→ **EXERCISE AIM**: Copy whichever lines contain the string "label".

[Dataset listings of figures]

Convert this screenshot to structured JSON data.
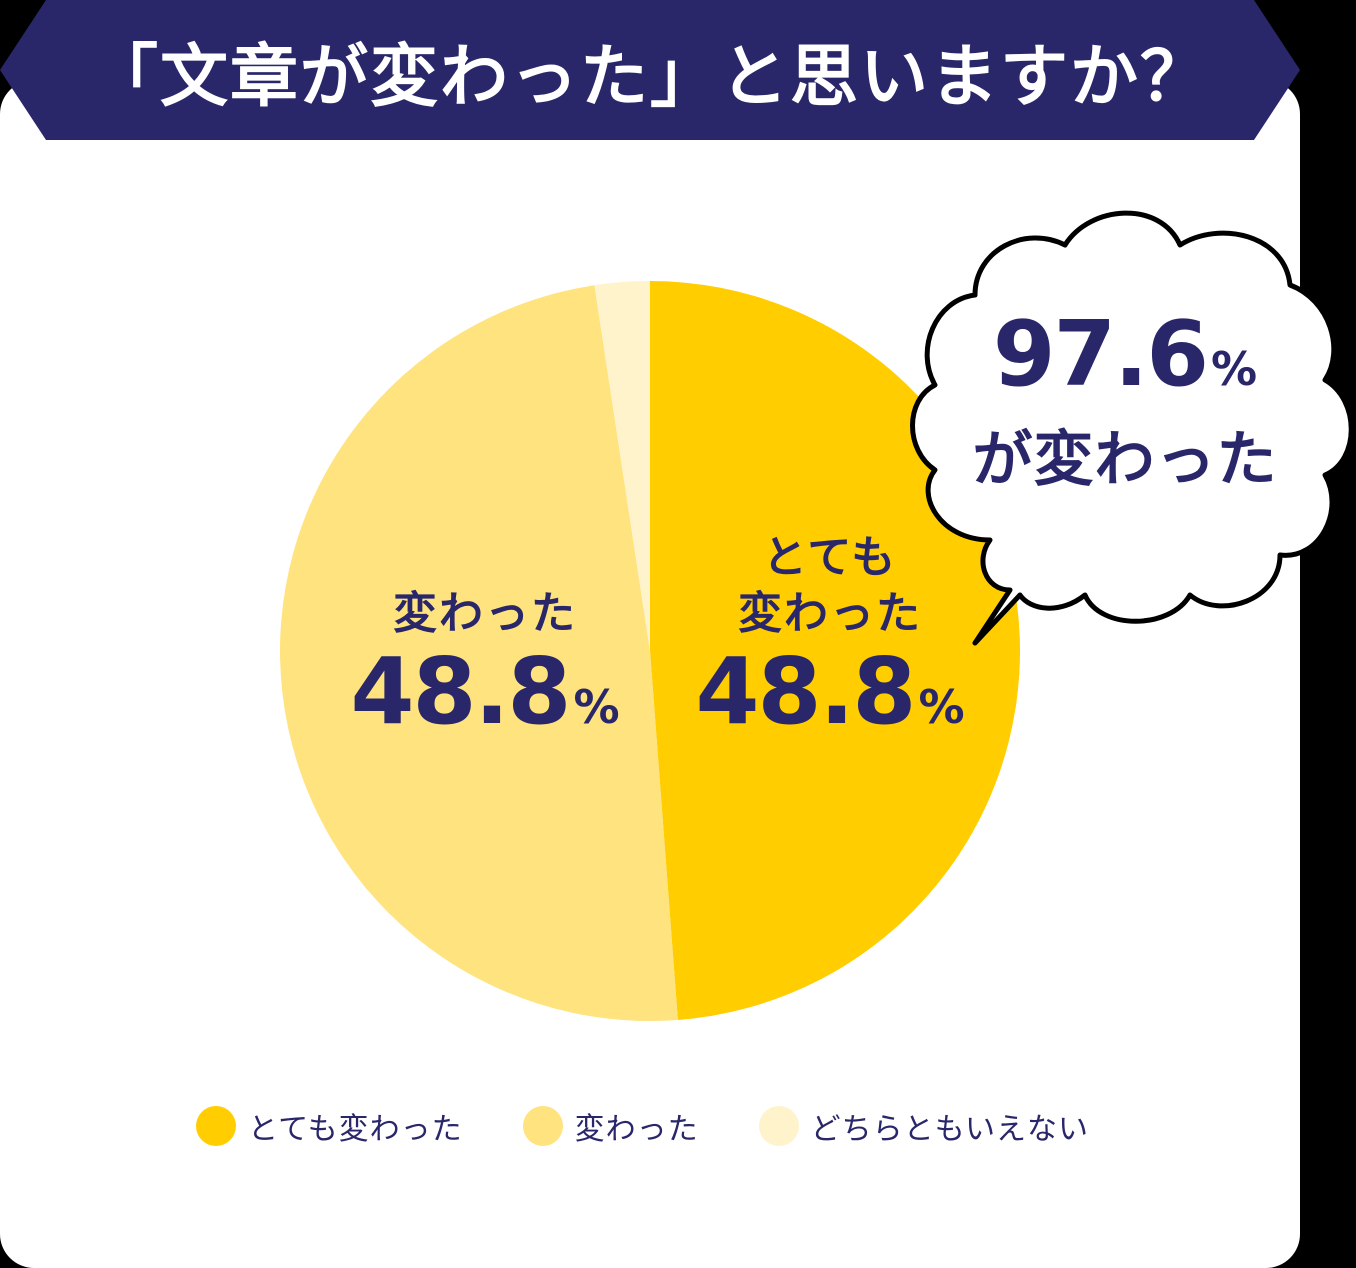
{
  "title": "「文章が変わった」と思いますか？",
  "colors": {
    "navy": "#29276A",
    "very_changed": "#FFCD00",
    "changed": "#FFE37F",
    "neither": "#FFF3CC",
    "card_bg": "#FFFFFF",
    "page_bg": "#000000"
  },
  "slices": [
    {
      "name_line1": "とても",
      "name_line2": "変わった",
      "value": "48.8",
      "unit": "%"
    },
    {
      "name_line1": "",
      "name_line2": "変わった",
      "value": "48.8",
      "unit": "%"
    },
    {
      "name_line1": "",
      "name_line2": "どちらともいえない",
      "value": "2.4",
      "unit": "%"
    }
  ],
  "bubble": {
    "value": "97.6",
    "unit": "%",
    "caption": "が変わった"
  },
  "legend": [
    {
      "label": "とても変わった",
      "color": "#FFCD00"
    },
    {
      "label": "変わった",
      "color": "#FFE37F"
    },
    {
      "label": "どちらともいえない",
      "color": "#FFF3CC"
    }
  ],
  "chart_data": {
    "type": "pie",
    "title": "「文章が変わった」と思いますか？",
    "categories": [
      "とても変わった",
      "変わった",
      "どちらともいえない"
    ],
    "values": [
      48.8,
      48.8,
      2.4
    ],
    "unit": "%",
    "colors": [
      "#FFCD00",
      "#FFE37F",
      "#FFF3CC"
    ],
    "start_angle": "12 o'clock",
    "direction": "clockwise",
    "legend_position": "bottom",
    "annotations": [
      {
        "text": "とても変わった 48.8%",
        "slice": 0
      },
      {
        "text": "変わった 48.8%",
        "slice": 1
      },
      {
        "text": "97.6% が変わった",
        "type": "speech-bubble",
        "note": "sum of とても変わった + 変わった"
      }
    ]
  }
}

→ **REPLY**:
      "label": "とても変わった",
      "label": "変わった",
      "label": "どちらともいえない",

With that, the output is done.